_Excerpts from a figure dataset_
• • • • •

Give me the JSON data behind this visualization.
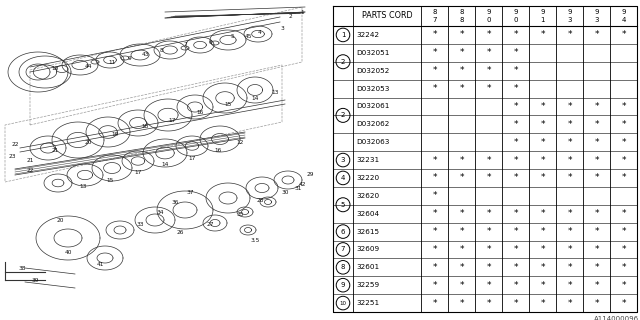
{
  "part_id": "A114000096",
  "bg_color": "#ffffff",
  "col_headers": [
    "8\n7",
    "8\n8",
    "9\n0",
    "9\n0",
    "9\n1",
    "9\n3",
    "9\n3",
    "9\n4"
  ],
  "rows": [
    {
      "num": "1",
      "code": "32242",
      "marks": [
        1,
        1,
        1,
        1,
        1,
        1,
        1,
        1
      ]
    },
    {
      "num": "2",
      "code": "D032051",
      "marks": [
        1,
        1,
        1,
        1,
        0,
        0,
        0,
        0
      ]
    },
    {
      "num": "",
      "code": "D032052",
      "marks": [
        1,
        1,
        1,
        1,
        0,
        0,
        0,
        0
      ]
    },
    {
      "num": "2",
      "code": "D032053",
      "marks": [
        1,
        1,
        1,
        1,
        0,
        0,
        0,
        0
      ]
    },
    {
      "num": "",
      "code": "D032061",
      "marks": [
        0,
        0,
        0,
        1,
        1,
        1,
        1,
        1
      ]
    },
    {
      "num": "",
      "code": "D032062",
      "marks": [
        0,
        0,
        0,
        1,
        1,
        1,
        1,
        1
      ]
    },
    {
      "num": "",
      "code": "D032063",
      "marks": [
        0,
        0,
        0,
        1,
        1,
        1,
        1,
        1
      ]
    },
    {
      "num": "3",
      "code": "32231",
      "marks": [
        1,
        1,
        1,
        1,
        1,
        1,
        1,
        1
      ]
    },
    {
      "num": "4",
      "code": "32220",
      "marks": [
        1,
        1,
        1,
        1,
        1,
        1,
        1,
        1
      ]
    },
    {
      "num": "5",
      "code": "32620",
      "marks": [
        1,
        0,
        0,
        0,
        0,
        0,
        0,
        0
      ]
    },
    {
      "num": "",
      "code": "32604",
      "marks": [
        1,
        1,
        1,
        1,
        1,
        1,
        1,
        1
      ]
    },
    {
      "num": "6",
      "code": "32615",
      "marks": [
        1,
        1,
        1,
        1,
        1,
        1,
        1,
        1
      ]
    },
    {
      "num": "7",
      "code": "32609",
      "marks": [
        1,
        1,
        1,
        1,
        1,
        1,
        1,
        1
      ]
    },
    {
      "num": "8",
      "code": "32601",
      "marks": [
        1,
        1,
        1,
        1,
        1,
        1,
        1,
        1
      ]
    },
    {
      "num": "9",
      "code": "32259",
      "marks": [
        1,
        1,
        1,
        1,
        1,
        1,
        1,
        1
      ]
    },
    {
      "num": "10",
      "code": "32251",
      "marks": [
        1,
        1,
        1,
        1,
        1,
        1,
        1,
        1
      ]
    }
  ],
  "line_color": "#000000",
  "diagram_color": "#333333"
}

• • • • •

_INSTRUCTION_
Copy every line of the data exactly as written, excluding the pictures.

_SOLUTION FOR THIS TASK_
Give me the JSON data behind this visualization.
{
  "part_id": "A114000096",
  "bg_color": "#ffffff",
  "col_headers": [
    "8\n7",
    "8\n8",
    "9\n0",
    "9\n0",
    "9\n1",
    "9\n3",
    "9\n3",
    "9\n4"
  ],
  "rows": [
    {
      "num": "1",
      "code": "32242",
      "marks": [
        1,
        1,
        1,
        1,
        1,
        1,
        1,
        1
      ]
    },
    {
      "num": "2",
      "code": "D032051",
      "marks": [
        1,
        1,
        1,
        1,
        0,
        0,
        0,
        0
      ]
    },
    {
      "num": "",
      "code": "D032052",
      "marks": [
        1,
        1,
        1,
        1,
        0,
        0,
        0,
        0
      ]
    },
    {
      "num": "2",
      "code": "D032053",
      "marks": [
        1,
        1,
        1,
        1,
        0,
        0,
        0,
        0
      ]
    },
    {
      "num": "",
      "code": "D032061",
      "marks": [
        0,
        0,
        0,
        1,
        1,
        1,
        1,
        1
      ]
    },
    {
      "num": "",
      "code": "D032062",
      "marks": [
        0,
        0,
        0,
        1,
        1,
        1,
        1,
        1
      ]
    },
    {
      "num": "",
      "code": "D032063",
      "marks": [
        0,
        0,
        0,
        1,
        1,
        1,
        1,
        1
      ]
    },
    {
      "num": "3",
      "code": "32231",
      "marks": [
        1,
        1,
        1,
        1,
        1,
        1,
        1,
        1
      ]
    },
    {
      "num": "4",
      "code": "32220",
      "marks": [
        1,
        1,
        1,
        1,
        1,
        1,
        1,
        1
      ]
    },
    {
      "num": "5",
      "code": "32620",
      "marks": [
        1,
        0,
        0,
        0,
        0,
        0,
        0,
        0
      ]
    },
    {
      "num": "",
      "code": "32604",
      "marks": [
        1,
        1,
        1,
        1,
        1,
        1,
        1,
        1
      ]
    },
    {
      "num": "6",
      "code": "32615",
      "marks": [
        1,
        1,
        1,
        1,
        1,
        1,
        1,
        1
      ]
    },
    {
      "num": "7",
      "code": "32609",
      "marks": [
        1,
        1,
        1,
        1,
        1,
        1,
        1,
        1
      ]
    },
    {
      "num": "8",
      "code": "32601",
      "marks": [
        1,
        1,
        1,
        1,
        1,
        1,
        1,
        1
      ]
    },
    {
      "num": "9",
      "code": "32259",
      "marks": [
        1,
        1,
        1,
        1,
        1,
        1,
        1,
        1
      ]
    },
    {
      "num": "10",
      "code": "32251",
      "marks": [
        1,
        1,
        1,
        1,
        1,
        1,
        1,
        1
      ]
    }
  ],
  "line_color": "#000000",
  "diagram_color": "#333333"
}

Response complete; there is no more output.